Exercise: Can you print every record below exactly as written?

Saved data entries
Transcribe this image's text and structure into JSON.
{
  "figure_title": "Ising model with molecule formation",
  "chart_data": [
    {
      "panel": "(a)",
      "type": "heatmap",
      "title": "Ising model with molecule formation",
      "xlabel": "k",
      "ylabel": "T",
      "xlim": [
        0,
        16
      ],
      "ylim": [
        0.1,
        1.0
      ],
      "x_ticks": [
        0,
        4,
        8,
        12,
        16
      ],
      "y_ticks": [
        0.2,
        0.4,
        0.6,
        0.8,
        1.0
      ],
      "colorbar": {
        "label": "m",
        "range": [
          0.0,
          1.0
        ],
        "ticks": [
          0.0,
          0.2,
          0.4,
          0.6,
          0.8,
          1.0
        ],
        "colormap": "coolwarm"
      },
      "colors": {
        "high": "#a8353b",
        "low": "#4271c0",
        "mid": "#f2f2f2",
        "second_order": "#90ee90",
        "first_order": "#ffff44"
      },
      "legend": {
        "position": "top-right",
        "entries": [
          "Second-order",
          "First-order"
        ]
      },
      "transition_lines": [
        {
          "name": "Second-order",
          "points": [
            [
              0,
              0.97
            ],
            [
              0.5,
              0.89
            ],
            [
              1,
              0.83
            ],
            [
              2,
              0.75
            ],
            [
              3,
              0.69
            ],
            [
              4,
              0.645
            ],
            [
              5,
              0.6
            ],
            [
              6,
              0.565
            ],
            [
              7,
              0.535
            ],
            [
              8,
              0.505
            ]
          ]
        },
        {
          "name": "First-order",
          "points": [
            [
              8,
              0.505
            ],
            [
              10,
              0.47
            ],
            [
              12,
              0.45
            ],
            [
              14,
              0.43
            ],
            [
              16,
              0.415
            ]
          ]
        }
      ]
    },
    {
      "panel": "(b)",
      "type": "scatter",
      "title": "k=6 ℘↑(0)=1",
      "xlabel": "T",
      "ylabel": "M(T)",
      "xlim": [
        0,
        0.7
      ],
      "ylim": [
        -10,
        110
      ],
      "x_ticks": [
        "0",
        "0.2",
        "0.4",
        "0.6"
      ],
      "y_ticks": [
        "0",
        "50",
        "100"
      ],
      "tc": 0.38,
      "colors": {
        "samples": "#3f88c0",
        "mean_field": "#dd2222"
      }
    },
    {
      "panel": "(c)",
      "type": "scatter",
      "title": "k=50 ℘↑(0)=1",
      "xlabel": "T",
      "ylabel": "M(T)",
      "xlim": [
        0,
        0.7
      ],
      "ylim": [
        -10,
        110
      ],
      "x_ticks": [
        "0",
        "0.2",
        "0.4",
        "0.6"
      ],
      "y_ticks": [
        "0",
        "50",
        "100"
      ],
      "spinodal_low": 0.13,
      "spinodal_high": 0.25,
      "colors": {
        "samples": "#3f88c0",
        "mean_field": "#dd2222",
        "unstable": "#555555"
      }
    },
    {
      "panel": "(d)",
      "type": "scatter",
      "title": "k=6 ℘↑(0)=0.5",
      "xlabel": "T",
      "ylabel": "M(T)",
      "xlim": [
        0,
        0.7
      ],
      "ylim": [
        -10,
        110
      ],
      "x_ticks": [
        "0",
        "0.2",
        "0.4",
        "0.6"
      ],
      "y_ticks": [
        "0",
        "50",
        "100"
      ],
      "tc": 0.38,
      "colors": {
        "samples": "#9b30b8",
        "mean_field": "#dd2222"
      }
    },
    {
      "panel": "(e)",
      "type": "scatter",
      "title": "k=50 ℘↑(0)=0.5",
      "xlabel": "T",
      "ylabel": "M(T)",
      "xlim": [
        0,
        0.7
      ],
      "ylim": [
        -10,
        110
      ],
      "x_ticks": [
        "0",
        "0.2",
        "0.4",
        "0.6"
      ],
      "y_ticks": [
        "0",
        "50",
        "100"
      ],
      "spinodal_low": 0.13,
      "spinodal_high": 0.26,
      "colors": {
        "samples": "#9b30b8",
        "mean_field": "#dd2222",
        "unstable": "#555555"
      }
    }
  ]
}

Result below:
Transcribe this image's text and structure into JSON.
{
  "figure_title": "Ising model with molecule formation",
  "chart_data": [
    {
      "panel": "(a)",
      "type": "heatmap",
      "title": "Ising model with molecule formation",
      "xlabel": "k",
      "ylabel": "T",
      "xlim": [
        0,
        16
      ],
      "ylim": [
        0.1,
        1.0
      ],
      "x_ticks": [
        0,
        4,
        8,
        12,
        16
      ],
      "y_ticks": [
        0.2,
        0.4,
        0.6,
        0.8,
        1.0
      ],
      "colorbar": {
        "label": "m",
        "range": [
          0.0,
          1.0
        ],
        "ticks": [
          0.0,
          0.2,
          0.4,
          0.6,
          0.8,
          1.0
        ],
        "colormap": "coolwarm"
      },
      "colors": {
        "high": "#a8353b",
        "low": "#4271c0",
        "mid": "#f2f2f2",
        "second_order": "#90ee90",
        "first_order": "#ffff44"
      },
      "legend": {
        "position": "top-right",
        "entries": [
          "Second-order",
          "First-order"
        ]
      },
      "transition_lines": [
        {
          "name": "Second-order",
          "points": [
            [
              0,
              0.97
            ],
            [
              0.5,
              0.89
            ],
            [
              1,
              0.83
            ],
            [
              2,
              0.75
            ],
            [
              3,
              0.69
            ],
            [
              4,
              0.645
            ],
            [
              5,
              0.6
            ],
            [
              6,
              0.565
            ],
            [
              7,
              0.535
            ],
            [
              8,
              0.505
            ]
          ]
        },
        {
          "name": "First-order",
          "points": [
            [
              8,
              0.505
            ],
            [
              10,
              0.47
            ],
            [
              12,
              0.45
            ],
            [
              14,
              0.43
            ],
            [
              16,
              0.415
            ]
          ]
        }
      ]
    },
    {
      "panel": "(b)",
      "type": "scatter",
      "title": "k=6 ℘↑(0)=1",
      "xlabel": "T",
      "ylabel": "M(T)",
      "xlim": [
        0,
        0.7
      ],
      "ylim": [
        -10,
        110
      ],
      "x_ticks": [
        "0",
        "0.2",
        "0.4",
        "0.6"
      ],
      "y_ticks": [
        "0",
        "50",
        "100"
      ],
      "tc": 0.38,
      "colors": {
        "samples": "#3f88c0",
        "mean_field": "#dd2222"
      }
    },
    {
      "panel": "(c)",
      "type": "scatter",
      "title": "k=50 ℘↑(0)=1",
      "xlabel": "T",
      "ylabel": "M(T)",
      "xlim": [
        0,
        0.7
      ],
      "ylim": [
        -10,
        110
      ],
      "x_ticks": [
        "0",
        "0.2",
        "0.4",
        "0.6"
      ],
      "y_ticks": [
        "0",
        "50",
        "100"
      ],
      "spinodal_low": 0.13,
      "spinodal_high": 0.25,
      "colors": {
        "samples": "#3f88c0",
        "mean_field": "#dd2222",
        "unstable": "#555555"
      }
    },
    {
      "panel": "(d)",
      "type": "scatter",
      "title": "k=6 ℘↑(0)=0.5",
      "xlabel": "T",
      "ylabel": "M(T)",
      "xlim": [
        0,
        0.7
      ],
      "ylim": [
        -10,
        110
      ],
      "x_ticks": [
        "0",
        "0.2",
        "0.4",
        "0.6"
      ],
      "y_ticks": [
        "0",
        "50",
        "100"
      ],
      "tc": 0.38,
      "colors": {
        "samples": "#9b30b8",
        "mean_field": "#dd2222"
      }
    },
    {
      "panel": "(e)",
      "type": "scatter",
      "title": "k=50 ℘↑(0)=0.5",
      "xlabel": "T",
      "ylabel": "M(T)",
      "xlim": [
        0,
        0.7
      ],
      "ylim": [
        -10,
        110
      ],
      "x_ticks": [
        "0",
        "0.2",
        "0.4",
        "0.6"
      ],
      "y_ticks": [
        "0",
        "50",
        "100"
      ],
      "spinodal_low": 0.13,
      "spinodal_high": 0.26,
      "colors": {
        "samples": "#9b30b8",
        "mean_field": "#dd2222",
        "unstable": "#555555"
      }
    }
  ]
}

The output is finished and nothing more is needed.